Exercise goal >>
Reproduce each line of the listing exactly.

** BEGIN **

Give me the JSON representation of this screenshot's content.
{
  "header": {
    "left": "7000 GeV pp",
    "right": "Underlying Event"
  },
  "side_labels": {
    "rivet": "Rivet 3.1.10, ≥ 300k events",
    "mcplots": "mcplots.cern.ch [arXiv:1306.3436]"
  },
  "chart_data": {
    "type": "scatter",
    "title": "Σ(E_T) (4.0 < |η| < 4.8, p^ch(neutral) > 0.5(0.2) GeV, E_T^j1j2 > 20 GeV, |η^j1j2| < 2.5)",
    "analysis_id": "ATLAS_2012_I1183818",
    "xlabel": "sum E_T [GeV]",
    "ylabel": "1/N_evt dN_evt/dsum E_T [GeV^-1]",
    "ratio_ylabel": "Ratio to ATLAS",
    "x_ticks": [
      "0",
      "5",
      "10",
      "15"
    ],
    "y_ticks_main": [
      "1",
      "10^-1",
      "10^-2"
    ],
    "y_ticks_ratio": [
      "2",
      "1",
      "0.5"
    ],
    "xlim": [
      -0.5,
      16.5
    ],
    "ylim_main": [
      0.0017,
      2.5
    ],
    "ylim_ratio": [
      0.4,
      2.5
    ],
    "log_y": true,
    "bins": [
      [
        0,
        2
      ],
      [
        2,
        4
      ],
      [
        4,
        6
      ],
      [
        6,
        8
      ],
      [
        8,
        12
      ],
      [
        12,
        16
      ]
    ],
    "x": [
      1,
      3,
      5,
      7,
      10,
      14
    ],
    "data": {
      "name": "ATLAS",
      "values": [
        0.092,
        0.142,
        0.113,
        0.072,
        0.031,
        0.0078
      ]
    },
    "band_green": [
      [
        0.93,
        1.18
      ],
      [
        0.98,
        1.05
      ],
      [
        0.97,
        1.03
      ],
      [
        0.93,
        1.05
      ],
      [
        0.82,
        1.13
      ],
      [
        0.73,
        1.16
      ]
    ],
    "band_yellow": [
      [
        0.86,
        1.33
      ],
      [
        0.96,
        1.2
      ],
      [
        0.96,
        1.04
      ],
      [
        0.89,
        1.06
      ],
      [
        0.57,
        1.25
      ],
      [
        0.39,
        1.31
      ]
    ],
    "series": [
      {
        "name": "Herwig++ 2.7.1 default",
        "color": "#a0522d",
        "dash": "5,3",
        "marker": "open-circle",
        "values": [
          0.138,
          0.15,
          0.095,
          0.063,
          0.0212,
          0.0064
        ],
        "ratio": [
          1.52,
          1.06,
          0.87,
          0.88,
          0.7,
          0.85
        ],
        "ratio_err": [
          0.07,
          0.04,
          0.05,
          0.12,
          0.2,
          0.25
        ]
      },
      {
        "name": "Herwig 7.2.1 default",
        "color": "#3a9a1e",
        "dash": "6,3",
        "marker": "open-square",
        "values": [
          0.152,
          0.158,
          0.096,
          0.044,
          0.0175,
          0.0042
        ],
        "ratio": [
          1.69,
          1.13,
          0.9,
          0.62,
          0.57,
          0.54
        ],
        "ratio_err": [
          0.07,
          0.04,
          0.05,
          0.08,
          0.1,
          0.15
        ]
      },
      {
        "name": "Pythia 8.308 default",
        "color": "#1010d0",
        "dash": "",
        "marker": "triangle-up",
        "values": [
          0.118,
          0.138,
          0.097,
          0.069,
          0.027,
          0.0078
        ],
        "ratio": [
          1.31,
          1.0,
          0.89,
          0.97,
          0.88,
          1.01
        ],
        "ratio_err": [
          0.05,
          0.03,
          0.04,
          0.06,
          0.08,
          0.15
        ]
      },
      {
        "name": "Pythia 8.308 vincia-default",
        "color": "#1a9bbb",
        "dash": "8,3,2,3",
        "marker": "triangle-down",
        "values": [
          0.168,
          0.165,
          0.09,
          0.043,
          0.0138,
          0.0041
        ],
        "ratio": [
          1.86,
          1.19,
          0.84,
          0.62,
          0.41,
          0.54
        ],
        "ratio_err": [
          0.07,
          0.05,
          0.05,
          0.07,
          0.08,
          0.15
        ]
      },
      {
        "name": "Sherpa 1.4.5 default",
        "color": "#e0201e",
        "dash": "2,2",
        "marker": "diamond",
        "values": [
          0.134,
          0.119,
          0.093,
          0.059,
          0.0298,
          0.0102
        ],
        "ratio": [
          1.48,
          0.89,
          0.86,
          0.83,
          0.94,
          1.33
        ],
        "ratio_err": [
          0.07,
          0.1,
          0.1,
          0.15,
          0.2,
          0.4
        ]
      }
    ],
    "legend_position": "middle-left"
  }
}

** END **

Answer to the problem >>
Give me the JSON representation of this screenshot's content.
{
  "header": {
    "left": "7000 GeV pp",
    "right": "Underlying Event"
  },
  "side_labels": {
    "rivet": "Rivet 3.1.10, ≥ 300k events",
    "mcplots": "mcplots.cern.ch [arXiv:1306.3436]"
  },
  "chart_data": {
    "type": "scatter",
    "title": "Σ(E_T) (4.0 < |η| < 4.8, p^ch(neutral) > 0.5(0.2) GeV, E_T^j1j2 > 20 GeV, |η^j1j2| < 2.5)",
    "analysis_id": "ATLAS_2012_I1183818",
    "xlabel": "sum E_T [GeV]",
    "ylabel": "1/N_evt dN_evt/dsum E_T [GeV^-1]",
    "ratio_ylabel": "Ratio to ATLAS",
    "x_ticks": [
      "0",
      "5",
      "10",
      "15"
    ],
    "y_ticks_main": [
      "1",
      "10^-1",
      "10^-2"
    ],
    "y_ticks_ratio": [
      "2",
      "1",
      "0.5"
    ],
    "xlim": [
      -0.5,
      16.5
    ],
    "ylim_main": [
      0.0017,
      2.5
    ],
    "ylim_ratio": [
      0.4,
      2.5
    ],
    "log_y": true,
    "bins": [
      [
        0,
        2
      ],
      [
        2,
        4
      ],
      [
        4,
        6
      ],
      [
        6,
        8
      ],
      [
        8,
        12
      ],
      [
        12,
        16
      ]
    ],
    "x": [
      1,
      3,
      5,
      7,
      10,
      14
    ],
    "data": {
      "name": "ATLAS",
      "values": [
        0.092,
        0.142,
        0.113,
        0.072,
        0.031,
        0.0078
      ]
    },
    "band_green": [
      [
        0.93,
        1.18
      ],
      [
        0.98,
        1.05
      ],
      [
        0.97,
        1.03
      ],
      [
        0.93,
        1.05
      ],
      [
        0.82,
        1.13
      ],
      [
        0.73,
        1.16
      ]
    ],
    "band_yellow": [
      [
        0.86,
        1.33
      ],
      [
        0.96,
        1.2
      ],
      [
        0.96,
        1.04
      ],
      [
        0.89,
        1.06
      ],
      [
        0.57,
        1.25
      ],
      [
        0.39,
        1.31
      ]
    ],
    "series": [
      {
        "name": "Herwig++ 2.7.1 default",
        "color": "#a0522d",
        "dash": "5,3",
        "marker": "open-circle",
        "values": [
          0.138,
          0.15,
          0.095,
          0.063,
          0.0212,
          0.0064
        ],
        "ratio": [
          1.52,
          1.06,
          0.87,
          0.88,
          0.7,
          0.85
        ],
        "ratio_err": [
          0.07,
          0.04,
          0.05,
          0.12,
          0.2,
          0.25
        ]
      },
      {
        "name": "Herwig 7.2.1 default",
        "color": "#3a9a1e",
        "dash": "6,3",
        "marker": "open-square",
        "values": [
          0.152,
          0.158,
          0.096,
          0.044,
          0.0175,
          0.0042
        ],
        "ratio": [
          1.69,
          1.13,
          0.9,
          0.62,
          0.57,
          0.54
        ],
        "ratio_err": [
          0.07,
          0.04,
          0.05,
          0.08,
          0.1,
          0.15
        ]
      },
      {
        "name": "Pythia 8.308 default",
        "color": "#1010d0",
        "dash": "",
        "marker": "triangle-up",
        "values": [
          0.118,
          0.138,
          0.097,
          0.069,
          0.027,
          0.0078
        ],
        "ratio": [
          1.31,
          1.0,
          0.89,
          0.97,
          0.88,
          1.01
        ],
        "ratio_err": [
          0.05,
          0.03,
          0.04,
          0.06,
          0.08,
          0.15
        ]
      },
      {
        "name": "Pythia 8.308 vincia-default",
        "color": "#1a9bbb",
        "dash": "8,3,2,3",
        "marker": "triangle-down",
        "values": [
          0.168,
          0.165,
          0.09,
          0.043,
          0.0138,
          0.0041
        ],
        "ratio": [
          1.86,
          1.19,
          0.84,
          0.62,
          0.41,
          0.54
        ],
        "ratio_err": [
          0.07,
          0.05,
          0.05,
          0.07,
          0.08,
          0.15
        ]
      },
      {
        "name": "Sherpa 1.4.5 default",
        "color": "#e0201e",
        "dash": "2,2",
        "marker": "diamond",
        "values": [
          0.134,
          0.119,
          0.093,
          0.059,
          0.0298,
          0.0102
        ],
        "ratio": [
          1.48,
          0.89,
          0.86,
          0.83,
          0.94,
          1.33
        ],
        "ratio_err": [
          0.07,
          0.1,
          0.1,
          0.15,
          0.2,
          0.4
        ]
      }
    ],
    "legend_position": "middle-left"
  }
}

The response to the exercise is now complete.